> [EXERCISE] Return every record verbatim, omitting all pictures.

Items from a dataset:

_ _ _ _ _

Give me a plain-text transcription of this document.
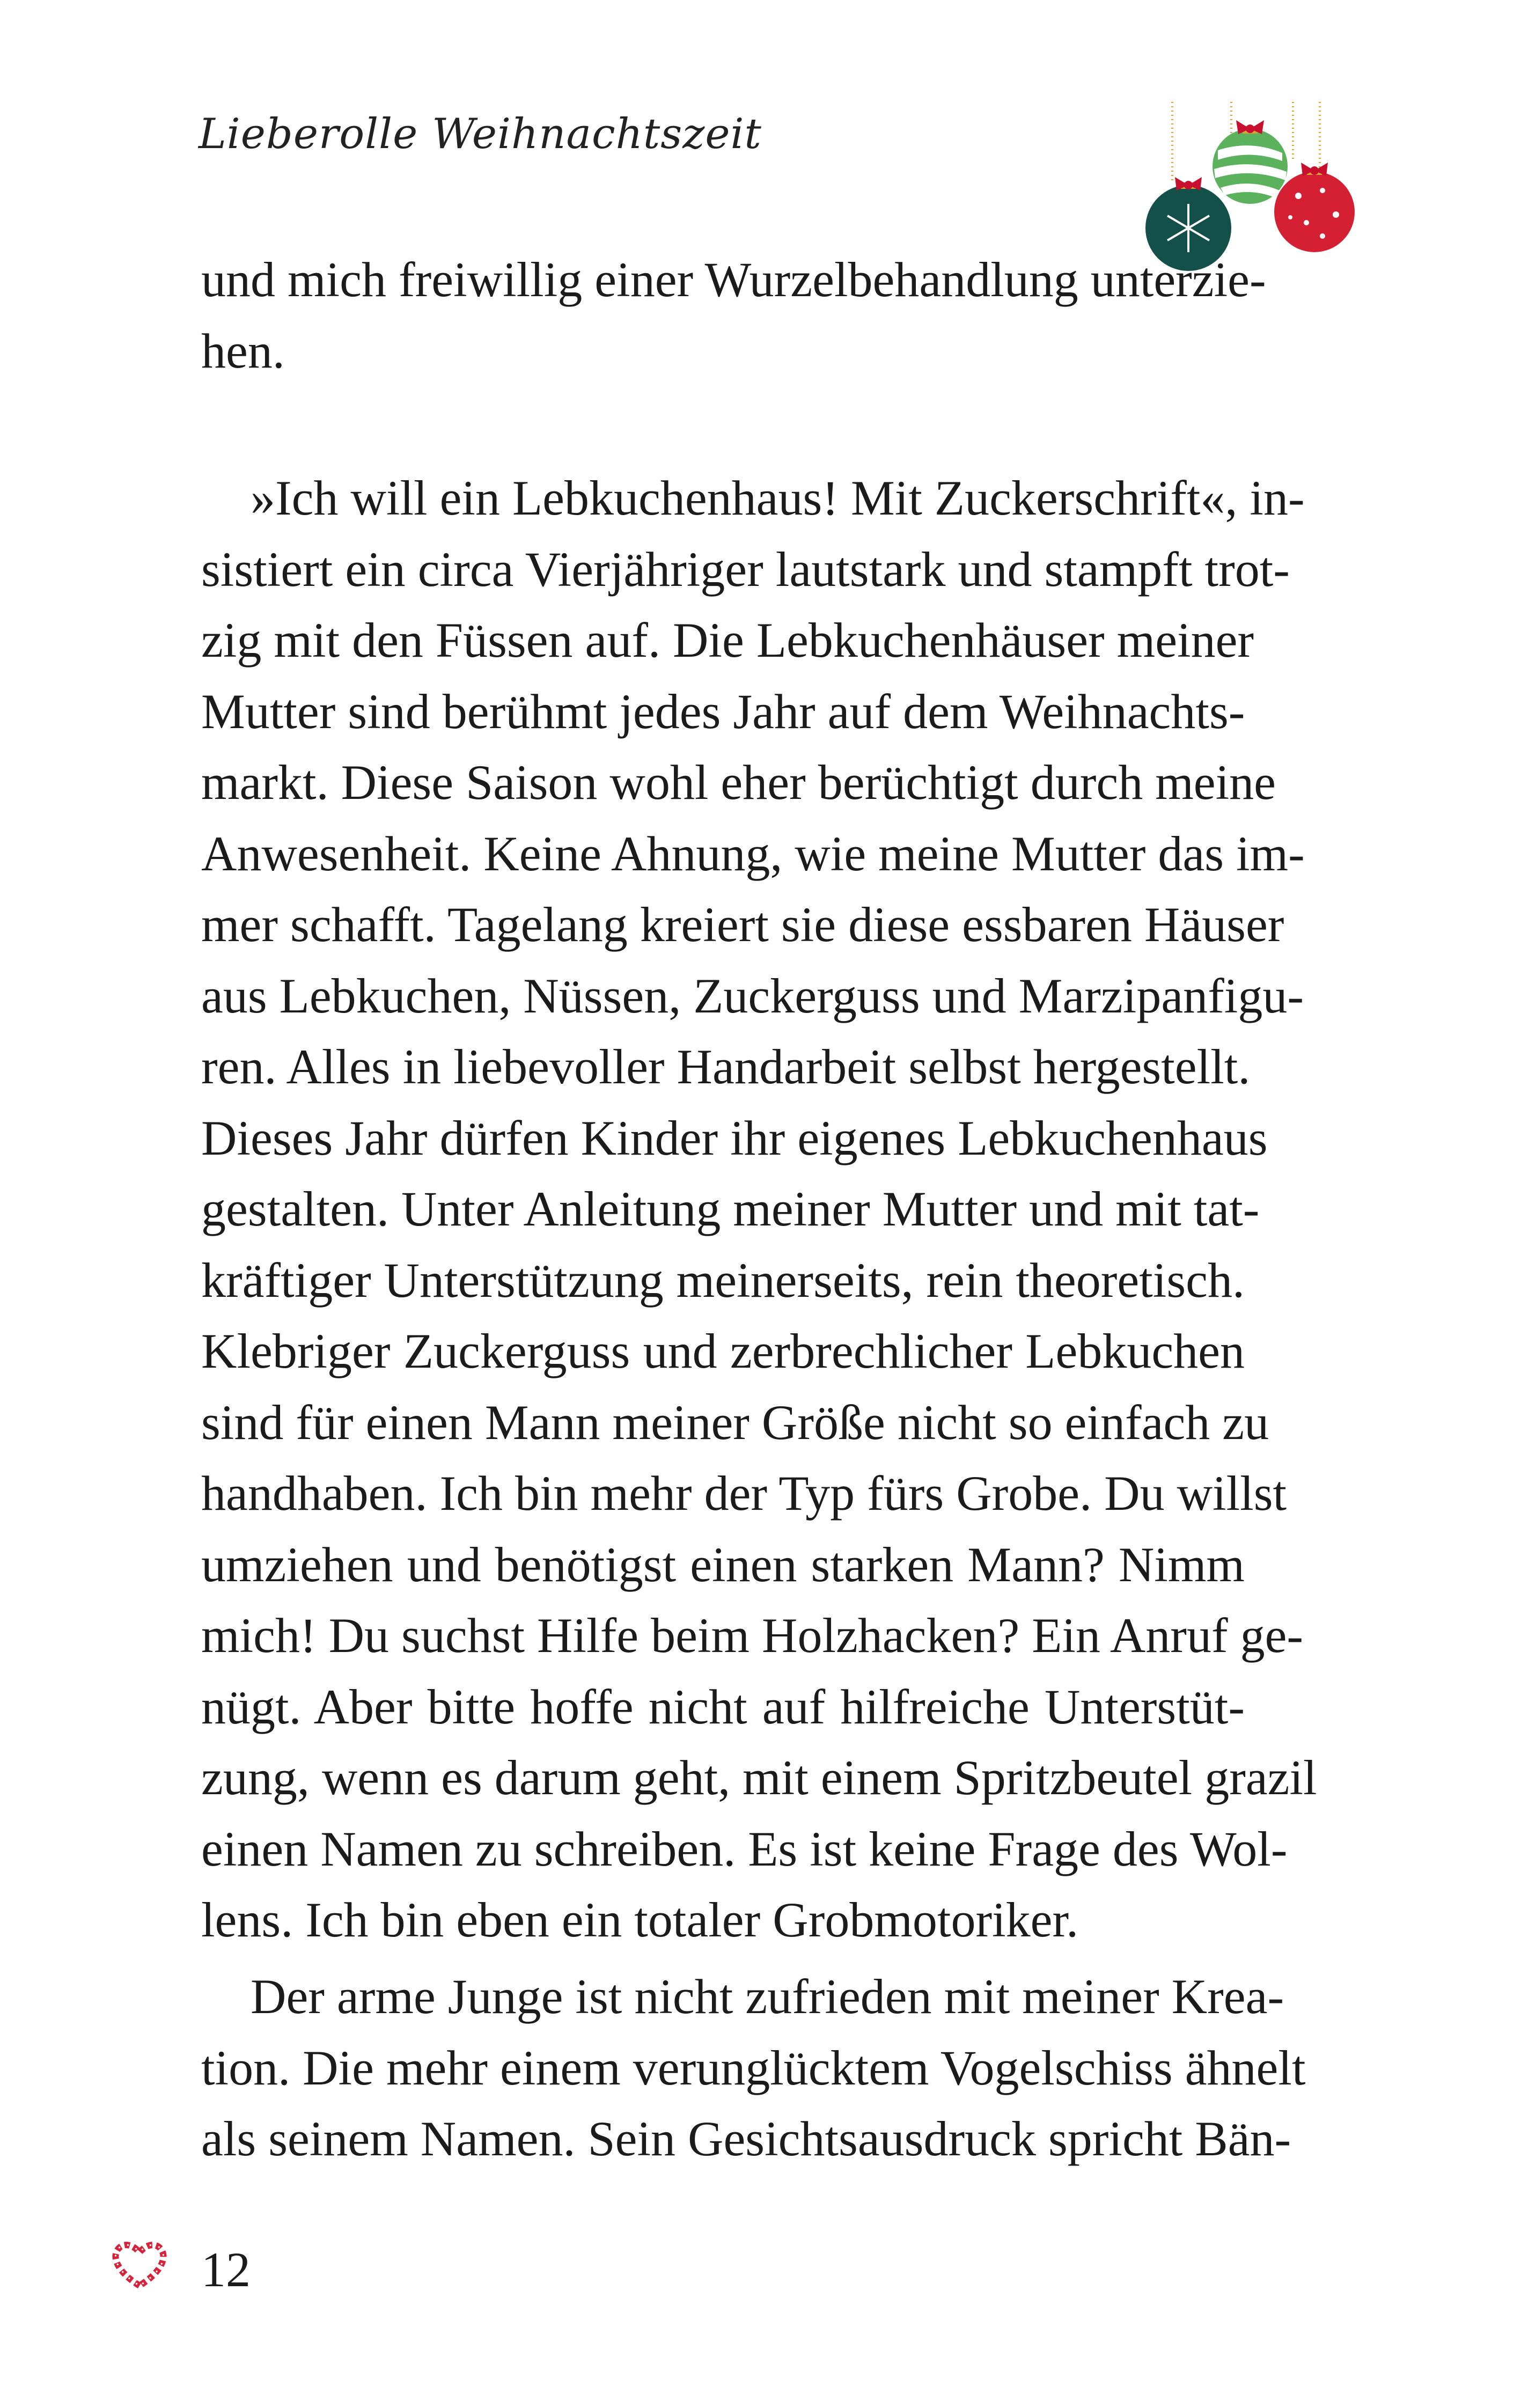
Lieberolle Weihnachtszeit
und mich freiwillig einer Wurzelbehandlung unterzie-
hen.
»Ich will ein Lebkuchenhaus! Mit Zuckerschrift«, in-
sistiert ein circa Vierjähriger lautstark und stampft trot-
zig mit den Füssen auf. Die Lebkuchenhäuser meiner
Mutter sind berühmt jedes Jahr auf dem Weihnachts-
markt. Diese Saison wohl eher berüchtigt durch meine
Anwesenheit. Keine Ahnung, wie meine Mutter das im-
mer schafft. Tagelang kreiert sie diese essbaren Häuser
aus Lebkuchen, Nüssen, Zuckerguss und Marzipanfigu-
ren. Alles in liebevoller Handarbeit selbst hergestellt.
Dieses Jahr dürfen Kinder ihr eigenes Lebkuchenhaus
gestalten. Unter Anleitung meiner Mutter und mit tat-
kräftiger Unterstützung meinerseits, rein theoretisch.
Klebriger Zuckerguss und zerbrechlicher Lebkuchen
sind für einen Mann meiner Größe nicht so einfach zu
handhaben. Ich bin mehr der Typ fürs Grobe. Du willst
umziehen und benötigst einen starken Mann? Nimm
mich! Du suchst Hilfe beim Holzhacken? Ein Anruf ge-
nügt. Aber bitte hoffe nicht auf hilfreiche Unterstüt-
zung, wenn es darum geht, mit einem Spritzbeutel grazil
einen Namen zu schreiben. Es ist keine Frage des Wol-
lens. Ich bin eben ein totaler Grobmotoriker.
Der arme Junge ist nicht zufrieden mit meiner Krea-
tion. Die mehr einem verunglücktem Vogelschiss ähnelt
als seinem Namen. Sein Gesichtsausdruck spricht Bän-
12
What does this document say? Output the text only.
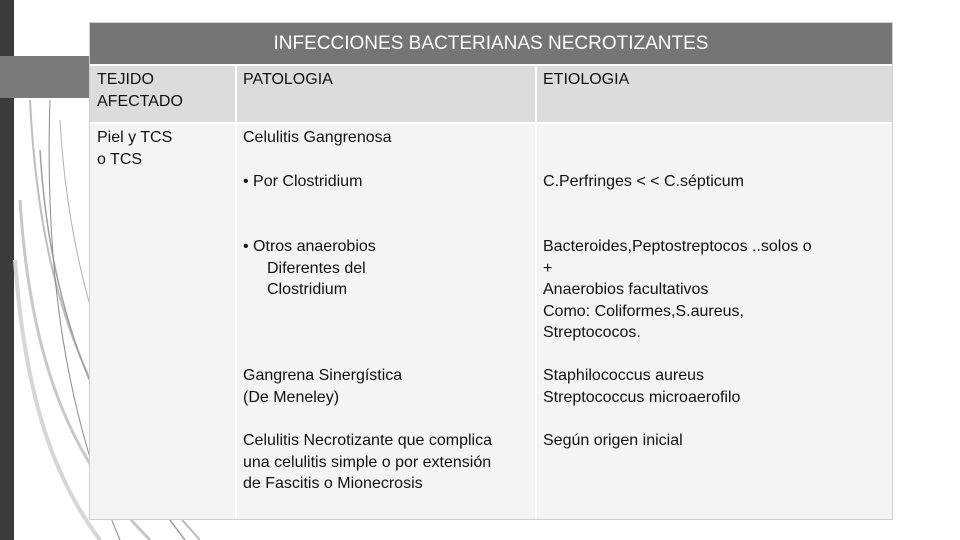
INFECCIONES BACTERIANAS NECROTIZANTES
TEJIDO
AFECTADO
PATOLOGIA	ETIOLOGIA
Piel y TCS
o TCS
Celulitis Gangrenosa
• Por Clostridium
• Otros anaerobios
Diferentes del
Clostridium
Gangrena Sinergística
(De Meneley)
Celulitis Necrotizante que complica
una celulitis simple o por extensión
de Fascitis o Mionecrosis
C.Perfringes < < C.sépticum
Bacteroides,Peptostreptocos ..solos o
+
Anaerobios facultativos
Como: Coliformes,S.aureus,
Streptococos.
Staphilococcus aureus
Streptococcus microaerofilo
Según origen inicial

_ _ _ _ _

> [ANSWER TO THE PROBLEM]
Give me a plain-text transcription of this document.
Lieberolle Weihnachtszeit
und mich freiwillig einer Wurzelbehandlung unterzie-
hen.
»Ich will ein Lebkuchenhaus! Mit Zuckerschrift«, in-
sistiert ein circa Vierjähriger lautstark und stampft trot-
zig mit den Füssen auf. Die Lebkuchenhäuser meiner
Mutter sind berühmt jedes Jahr auf dem Weihnachts-
markt. Diese Saison wohl eher berüchtigt durch meine
Anwesenheit. Keine Ahnung, wie meine Mutter das im-
mer schafft. Tagelang kreiert sie diese essbaren Häuser
aus Lebkuchen, Nüssen, Zuckerguss und Marzipanfigu-
ren. Alles in liebevoller Handarbeit selbst hergestellt.
Dieses Jahr dürfen Kinder ihr eigenes Lebkuchenhaus
gestalten. Unter Anleitung meiner Mutter und mit tat-
kräftiger Unterstützung meinerseits, rein theoretisch.
Klebriger Zuckerguss und zerbrechlicher Lebkuchen
sind für einen Mann meiner Größe nicht so einfach zu
handhaben. Ich bin mehr der Typ fürs Grobe. Du willst
umziehen und benötigst einen starken Mann? Nimm
mich! Du suchst Hilfe beim Holzhacken? Ein Anruf ge-
nügt. Aber bitte hoffe nicht auf hilfreiche Unterstüt-
zung, wenn es darum geht, mit einem Spritzbeutel grazil
einen Namen zu schreiben. Es ist keine Frage des Wol-
lens. Ich bin eben ein totaler Grobmotoriker.
Der arme Junge ist nicht zufrieden mit meiner Krea-
tion. Die mehr einem verunglücktem Vogelschiss ähnelt
als seinem Namen. Sein Gesichtsausdruck spricht Bän-
12
What does this document say? Output the text only.
INFECCIONES BACTERIANAS NECROTIZANTES
TEJIDO
AFECTADO
PATOLOGIA	ETIOLOGIA
Piel y TCS
o TCS
Celulitis Gangrenosa
• Por Clostridium
• Otros anaerobios
Diferentes del
Clostridium
Gangrena Sinergística
(De Meneley)
Celulitis Necrotizante que complica
una celulitis simple o por extensión
de Fascitis o Mionecrosis
C.Perfringes < < C.sépticum
Bacteroides,Peptostreptocos ..solos o
+
Anaerobios facultativos
Como: Coliformes,S.aureus,
Streptococos.
Staphilococcus aureus
Streptococcus microaerofilo
Según origen inicial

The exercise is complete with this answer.